◆ Article ◆

# snail rid



## jerrym (Apr 29, 2009)

my 20 gall. got some snails in it mts i didnt know till it was to late got a betta in there and 7 cardinals was getting ready to put rcs in there i had the heat turned up do to ich they breed like rabbits how do you know when its safe to inverts in the tank after treating it not putting inverts till i control the snail thing i dont want them in that tank


----------



## susankat (Nov 15, 2008)

Depends on what you use to get rid of the snails. If you use a copper based product like snail be gone. You won't be able to put shrimp in the tank at all. Best to just pick them out or squish them in the tank.


----------



## Chickadee (Nov 15, 2008)

Put a leaf of lettuce in the tank and when the snails go to the lettuce just throw it out. You may have to repeat this a few times but eventually they will all be gone. this method is a no chemical way to do it and will not hurt your fish or plants. The "Had a Snail" product not only kills the snails but is hard on your fish and will kill your plants.

The copper products are dangerous to a lot of fish as it burns them seriously and is painful to them. If you don't want to go the lettuce route, then the route that Susan recommends is the best option.

Rose


----------



## jerrym (Apr 29, 2009)

thank you to the both of you ive been putting lettuce down they have been covered for three nights now, thought about the copper stuff but didnt know much about it thought to ask before i do something stupid


----------



## Chickadee (Nov 15, 2008)

It is only safe to put inverts in the tank when you don't use the chemicals. I just woke up to the second part of the post. Sorry about that. When you do get rid of the "undesirables" without using the chemicals, the inverts will not be affected at all and you can put them in at once. But one word of caution about adding inverts in the form of shrimp with a betta if that is what you have in mind.

As long as shrimp have their shells on they will just be harrassed by Mr/Ms. Betta as shrimp is their first food. But the time will come when they will need to shed their shell to grow a new one as the old one will get too small and the day they leave the protection of their shell chances are the betta will have a larger than normal meal. You will have nothing but a shell. Snails do not have that problem so if people want inverts with their betta I generally suggest a Mystery Snail or Apple snail, only one though as they do not bother plants and will not reproduce if there is only one in the tank where some types can reproduce prolificly even if you only have one and the tank can be overrun.

The only other snail control method that I know of is to get a group of Yo-yo loaches but then you are not able to have any type of inverts as they are all fair game and you need a fairly good sized tank for them.

Rose


----------

◆ Short problem ◆
Sum up the snail thread in two sentences. Work only from the thread above.

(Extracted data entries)

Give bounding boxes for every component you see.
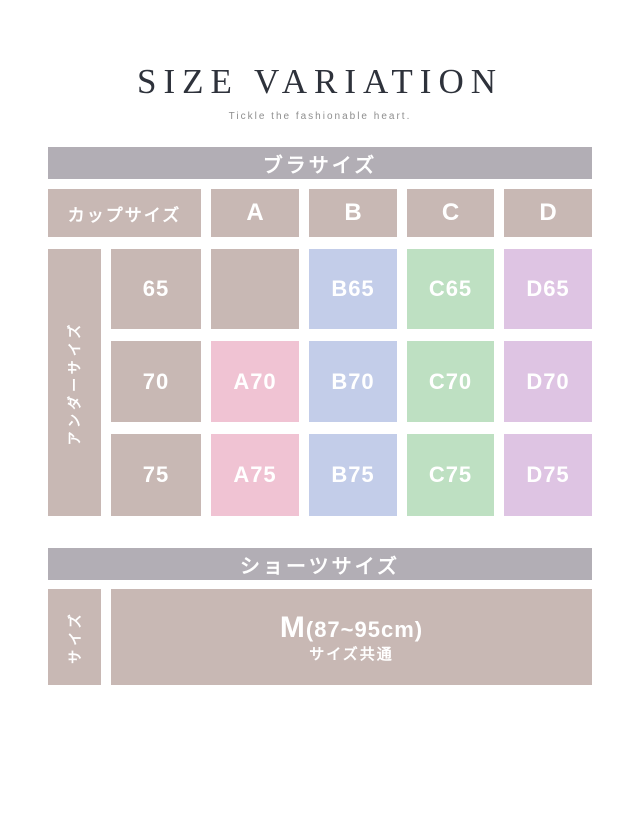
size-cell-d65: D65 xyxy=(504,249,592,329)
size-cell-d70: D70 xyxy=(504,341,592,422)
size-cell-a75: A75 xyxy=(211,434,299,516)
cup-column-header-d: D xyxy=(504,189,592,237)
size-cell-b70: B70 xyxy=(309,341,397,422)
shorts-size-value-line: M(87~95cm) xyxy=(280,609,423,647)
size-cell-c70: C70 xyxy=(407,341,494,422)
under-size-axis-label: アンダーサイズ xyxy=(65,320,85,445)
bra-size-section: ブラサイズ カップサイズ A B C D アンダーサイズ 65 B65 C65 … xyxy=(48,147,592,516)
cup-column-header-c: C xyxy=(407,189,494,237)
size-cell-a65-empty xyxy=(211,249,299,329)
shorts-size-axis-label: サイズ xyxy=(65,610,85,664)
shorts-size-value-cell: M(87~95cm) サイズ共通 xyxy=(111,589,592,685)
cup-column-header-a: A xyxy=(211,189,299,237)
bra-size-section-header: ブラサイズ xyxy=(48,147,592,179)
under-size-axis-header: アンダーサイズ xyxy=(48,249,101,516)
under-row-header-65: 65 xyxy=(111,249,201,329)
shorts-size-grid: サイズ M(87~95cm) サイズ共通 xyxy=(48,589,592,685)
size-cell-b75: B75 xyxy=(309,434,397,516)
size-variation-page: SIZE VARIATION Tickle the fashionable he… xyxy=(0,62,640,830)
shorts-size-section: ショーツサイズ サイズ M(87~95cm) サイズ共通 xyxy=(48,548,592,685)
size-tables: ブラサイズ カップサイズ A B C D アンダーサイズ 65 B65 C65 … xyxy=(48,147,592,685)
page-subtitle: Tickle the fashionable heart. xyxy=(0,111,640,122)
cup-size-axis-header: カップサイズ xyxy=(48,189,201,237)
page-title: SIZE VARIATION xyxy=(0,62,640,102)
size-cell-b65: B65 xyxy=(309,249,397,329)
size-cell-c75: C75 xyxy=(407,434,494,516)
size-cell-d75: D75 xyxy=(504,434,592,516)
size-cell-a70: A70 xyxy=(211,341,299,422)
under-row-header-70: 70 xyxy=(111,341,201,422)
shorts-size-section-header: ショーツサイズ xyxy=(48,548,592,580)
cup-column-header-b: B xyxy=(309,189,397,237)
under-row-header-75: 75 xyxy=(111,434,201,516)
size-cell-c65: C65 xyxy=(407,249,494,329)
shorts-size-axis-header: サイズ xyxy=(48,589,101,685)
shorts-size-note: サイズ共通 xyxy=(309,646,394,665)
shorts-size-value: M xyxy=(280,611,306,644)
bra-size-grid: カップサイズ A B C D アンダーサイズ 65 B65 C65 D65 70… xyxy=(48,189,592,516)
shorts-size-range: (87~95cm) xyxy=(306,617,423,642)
...
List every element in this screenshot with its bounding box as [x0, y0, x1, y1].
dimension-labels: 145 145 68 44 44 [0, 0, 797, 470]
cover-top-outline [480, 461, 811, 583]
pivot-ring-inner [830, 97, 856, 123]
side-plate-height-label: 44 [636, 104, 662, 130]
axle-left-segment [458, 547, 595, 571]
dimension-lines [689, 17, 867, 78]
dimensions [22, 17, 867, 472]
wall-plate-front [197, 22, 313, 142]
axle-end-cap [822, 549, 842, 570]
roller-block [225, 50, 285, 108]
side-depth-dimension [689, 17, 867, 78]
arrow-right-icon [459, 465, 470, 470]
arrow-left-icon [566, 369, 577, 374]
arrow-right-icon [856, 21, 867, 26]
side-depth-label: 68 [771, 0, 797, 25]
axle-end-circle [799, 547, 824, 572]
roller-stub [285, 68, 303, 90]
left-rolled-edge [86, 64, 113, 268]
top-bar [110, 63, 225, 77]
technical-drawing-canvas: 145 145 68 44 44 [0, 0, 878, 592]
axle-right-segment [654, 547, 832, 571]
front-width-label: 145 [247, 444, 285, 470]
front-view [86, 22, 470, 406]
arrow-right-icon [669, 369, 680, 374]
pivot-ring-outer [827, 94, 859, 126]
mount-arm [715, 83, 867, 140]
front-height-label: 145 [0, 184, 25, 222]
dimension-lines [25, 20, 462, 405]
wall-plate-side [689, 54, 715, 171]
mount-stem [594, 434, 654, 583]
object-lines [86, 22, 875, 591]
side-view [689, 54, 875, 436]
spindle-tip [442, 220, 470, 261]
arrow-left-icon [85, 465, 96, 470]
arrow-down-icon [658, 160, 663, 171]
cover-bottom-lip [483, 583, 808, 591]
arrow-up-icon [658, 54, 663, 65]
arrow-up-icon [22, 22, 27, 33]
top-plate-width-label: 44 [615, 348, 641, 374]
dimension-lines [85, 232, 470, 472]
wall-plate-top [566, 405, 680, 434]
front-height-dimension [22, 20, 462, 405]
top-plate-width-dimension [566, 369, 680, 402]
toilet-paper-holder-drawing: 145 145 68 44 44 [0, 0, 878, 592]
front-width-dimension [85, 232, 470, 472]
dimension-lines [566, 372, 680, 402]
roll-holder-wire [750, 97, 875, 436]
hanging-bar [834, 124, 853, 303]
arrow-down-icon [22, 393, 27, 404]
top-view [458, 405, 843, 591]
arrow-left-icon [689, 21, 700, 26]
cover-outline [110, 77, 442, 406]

◆ Result of the exercise ◆
A tank owner whose 20-gallon tank, home to a betta and seven cardinals, has been overrun with snails asks how to get rid of them and when it will be safe to add inverts. Replies suggest picking or squishing the snails or trapping them with lettuce rather than using copper products, which are dangerous to fish and would rule out shrimp, and they warn that a betta may eat shrimp when they shed, so a single mystery or apple snail is suggested instead.